Data for processing »
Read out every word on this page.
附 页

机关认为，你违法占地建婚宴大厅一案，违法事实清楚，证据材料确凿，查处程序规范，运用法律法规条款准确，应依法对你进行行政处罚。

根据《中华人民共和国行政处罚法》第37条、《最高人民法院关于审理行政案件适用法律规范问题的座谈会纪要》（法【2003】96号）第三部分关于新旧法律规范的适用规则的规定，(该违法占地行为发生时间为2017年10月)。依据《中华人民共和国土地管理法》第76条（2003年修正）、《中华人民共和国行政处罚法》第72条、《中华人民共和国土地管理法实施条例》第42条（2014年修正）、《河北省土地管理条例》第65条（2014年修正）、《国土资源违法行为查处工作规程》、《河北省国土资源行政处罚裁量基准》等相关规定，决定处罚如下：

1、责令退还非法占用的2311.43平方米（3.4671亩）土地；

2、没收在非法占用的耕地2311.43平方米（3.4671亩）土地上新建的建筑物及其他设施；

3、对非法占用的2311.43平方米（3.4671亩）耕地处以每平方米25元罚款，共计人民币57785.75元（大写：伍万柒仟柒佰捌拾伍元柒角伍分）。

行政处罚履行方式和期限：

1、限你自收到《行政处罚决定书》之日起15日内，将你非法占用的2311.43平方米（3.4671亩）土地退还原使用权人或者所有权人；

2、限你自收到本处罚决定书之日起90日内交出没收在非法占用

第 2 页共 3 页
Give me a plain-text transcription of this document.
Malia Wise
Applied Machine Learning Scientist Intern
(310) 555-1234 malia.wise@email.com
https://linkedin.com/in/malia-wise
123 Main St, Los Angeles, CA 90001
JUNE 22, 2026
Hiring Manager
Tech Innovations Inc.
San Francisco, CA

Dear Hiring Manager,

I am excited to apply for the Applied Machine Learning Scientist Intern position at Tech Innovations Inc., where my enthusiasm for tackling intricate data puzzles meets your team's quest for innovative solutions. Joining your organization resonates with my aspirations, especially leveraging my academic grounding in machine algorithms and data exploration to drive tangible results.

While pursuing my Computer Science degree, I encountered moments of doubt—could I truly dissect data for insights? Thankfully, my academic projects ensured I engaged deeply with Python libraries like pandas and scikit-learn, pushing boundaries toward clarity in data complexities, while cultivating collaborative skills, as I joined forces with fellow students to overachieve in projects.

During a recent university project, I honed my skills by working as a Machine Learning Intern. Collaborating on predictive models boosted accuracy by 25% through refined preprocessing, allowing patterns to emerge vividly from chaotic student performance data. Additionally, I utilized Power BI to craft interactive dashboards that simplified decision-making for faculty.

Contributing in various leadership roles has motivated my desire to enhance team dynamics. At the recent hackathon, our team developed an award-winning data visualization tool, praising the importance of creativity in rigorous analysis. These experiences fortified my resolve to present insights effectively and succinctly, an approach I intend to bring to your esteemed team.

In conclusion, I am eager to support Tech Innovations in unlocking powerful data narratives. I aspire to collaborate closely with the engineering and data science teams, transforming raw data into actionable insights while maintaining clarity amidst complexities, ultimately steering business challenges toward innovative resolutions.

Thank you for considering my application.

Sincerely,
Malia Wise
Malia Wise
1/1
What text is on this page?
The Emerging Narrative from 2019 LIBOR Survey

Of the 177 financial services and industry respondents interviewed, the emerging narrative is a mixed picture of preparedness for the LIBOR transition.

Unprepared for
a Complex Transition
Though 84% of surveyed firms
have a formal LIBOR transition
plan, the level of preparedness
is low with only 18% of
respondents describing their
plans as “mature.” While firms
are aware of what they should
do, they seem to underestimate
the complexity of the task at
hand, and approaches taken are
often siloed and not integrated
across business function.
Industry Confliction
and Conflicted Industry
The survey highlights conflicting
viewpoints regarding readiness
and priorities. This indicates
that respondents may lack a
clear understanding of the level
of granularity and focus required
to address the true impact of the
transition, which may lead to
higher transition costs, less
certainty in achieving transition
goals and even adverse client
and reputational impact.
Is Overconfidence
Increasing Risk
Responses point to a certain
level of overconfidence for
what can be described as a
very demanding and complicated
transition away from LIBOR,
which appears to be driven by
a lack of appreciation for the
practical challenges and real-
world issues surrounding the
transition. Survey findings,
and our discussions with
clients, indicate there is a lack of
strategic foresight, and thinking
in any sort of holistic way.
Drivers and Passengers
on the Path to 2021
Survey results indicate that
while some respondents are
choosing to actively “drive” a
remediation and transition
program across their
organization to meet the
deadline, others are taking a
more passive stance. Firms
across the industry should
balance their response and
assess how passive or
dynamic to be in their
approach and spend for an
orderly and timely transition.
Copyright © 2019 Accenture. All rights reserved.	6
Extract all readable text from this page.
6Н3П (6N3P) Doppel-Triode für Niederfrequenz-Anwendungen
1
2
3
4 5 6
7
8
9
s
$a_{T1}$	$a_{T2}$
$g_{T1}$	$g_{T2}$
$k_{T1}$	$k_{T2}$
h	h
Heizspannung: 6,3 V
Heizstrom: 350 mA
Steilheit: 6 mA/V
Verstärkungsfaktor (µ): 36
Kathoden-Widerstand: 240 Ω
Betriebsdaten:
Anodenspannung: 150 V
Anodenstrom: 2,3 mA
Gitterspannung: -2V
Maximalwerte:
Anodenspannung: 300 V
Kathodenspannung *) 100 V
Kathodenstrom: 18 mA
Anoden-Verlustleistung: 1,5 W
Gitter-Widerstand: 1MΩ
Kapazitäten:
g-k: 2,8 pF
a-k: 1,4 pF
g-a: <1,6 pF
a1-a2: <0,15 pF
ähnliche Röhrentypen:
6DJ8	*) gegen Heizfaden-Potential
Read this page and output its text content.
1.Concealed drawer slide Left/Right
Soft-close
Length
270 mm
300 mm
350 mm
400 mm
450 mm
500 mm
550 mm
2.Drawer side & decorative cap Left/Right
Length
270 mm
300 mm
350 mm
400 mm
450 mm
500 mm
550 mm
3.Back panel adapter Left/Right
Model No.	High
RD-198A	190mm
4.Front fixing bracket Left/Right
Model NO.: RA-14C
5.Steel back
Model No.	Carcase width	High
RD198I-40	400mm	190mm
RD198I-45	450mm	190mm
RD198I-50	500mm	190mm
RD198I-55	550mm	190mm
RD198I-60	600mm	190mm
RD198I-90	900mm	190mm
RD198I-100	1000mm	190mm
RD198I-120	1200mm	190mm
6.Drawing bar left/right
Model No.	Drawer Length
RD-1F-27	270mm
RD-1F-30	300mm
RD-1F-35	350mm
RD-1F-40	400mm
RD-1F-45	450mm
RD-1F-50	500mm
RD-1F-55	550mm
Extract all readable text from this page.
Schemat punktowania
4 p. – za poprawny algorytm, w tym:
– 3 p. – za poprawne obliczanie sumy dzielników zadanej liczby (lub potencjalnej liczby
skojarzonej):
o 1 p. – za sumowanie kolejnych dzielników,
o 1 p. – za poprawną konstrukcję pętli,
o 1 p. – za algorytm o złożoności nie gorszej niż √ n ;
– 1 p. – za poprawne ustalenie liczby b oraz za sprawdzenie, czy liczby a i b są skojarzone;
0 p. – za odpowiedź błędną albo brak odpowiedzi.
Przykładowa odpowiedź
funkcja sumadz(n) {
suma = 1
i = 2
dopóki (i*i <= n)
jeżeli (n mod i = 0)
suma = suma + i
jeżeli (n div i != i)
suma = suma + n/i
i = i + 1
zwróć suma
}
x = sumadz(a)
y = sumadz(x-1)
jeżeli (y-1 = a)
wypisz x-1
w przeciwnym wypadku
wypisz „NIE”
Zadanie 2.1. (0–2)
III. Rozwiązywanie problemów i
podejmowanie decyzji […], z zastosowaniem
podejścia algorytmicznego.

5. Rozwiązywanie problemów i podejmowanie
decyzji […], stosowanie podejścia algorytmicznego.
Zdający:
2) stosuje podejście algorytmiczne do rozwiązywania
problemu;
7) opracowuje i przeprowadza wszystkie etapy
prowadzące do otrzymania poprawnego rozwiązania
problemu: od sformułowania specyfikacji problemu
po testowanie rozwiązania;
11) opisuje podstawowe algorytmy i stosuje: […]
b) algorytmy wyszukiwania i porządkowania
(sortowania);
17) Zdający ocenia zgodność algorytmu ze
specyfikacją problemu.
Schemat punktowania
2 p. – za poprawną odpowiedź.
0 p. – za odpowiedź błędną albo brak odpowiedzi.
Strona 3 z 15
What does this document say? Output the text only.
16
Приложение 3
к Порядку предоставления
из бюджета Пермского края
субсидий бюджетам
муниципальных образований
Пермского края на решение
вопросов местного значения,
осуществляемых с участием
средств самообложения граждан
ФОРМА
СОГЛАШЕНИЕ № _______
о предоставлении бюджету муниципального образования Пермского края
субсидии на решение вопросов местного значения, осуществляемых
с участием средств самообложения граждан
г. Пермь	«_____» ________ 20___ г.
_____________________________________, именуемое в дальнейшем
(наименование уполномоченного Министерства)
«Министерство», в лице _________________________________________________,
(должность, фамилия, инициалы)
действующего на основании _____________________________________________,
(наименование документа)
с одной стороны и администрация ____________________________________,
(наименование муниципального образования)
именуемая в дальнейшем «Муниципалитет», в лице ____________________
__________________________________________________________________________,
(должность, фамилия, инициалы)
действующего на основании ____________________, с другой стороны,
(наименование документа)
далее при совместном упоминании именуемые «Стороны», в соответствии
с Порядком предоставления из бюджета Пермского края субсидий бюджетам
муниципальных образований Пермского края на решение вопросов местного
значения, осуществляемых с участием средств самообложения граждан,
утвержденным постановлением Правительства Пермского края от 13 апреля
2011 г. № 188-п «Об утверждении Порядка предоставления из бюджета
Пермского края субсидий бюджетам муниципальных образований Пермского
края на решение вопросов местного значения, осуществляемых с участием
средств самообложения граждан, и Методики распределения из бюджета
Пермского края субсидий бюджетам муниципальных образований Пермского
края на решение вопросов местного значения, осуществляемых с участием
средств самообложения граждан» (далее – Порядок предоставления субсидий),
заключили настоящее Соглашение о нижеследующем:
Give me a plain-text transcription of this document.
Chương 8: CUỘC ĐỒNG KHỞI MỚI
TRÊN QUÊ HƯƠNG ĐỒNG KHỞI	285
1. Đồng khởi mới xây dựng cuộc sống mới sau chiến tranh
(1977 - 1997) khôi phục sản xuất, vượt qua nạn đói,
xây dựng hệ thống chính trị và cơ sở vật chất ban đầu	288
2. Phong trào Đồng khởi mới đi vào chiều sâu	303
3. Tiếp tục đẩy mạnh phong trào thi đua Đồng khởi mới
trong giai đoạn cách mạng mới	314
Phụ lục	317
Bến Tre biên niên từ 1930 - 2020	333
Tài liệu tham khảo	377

Work required » Review the preceding data and report every line that includes the string "Hiring".

Response to the exercise »
Hiring Manager
Dear Hiring Manager,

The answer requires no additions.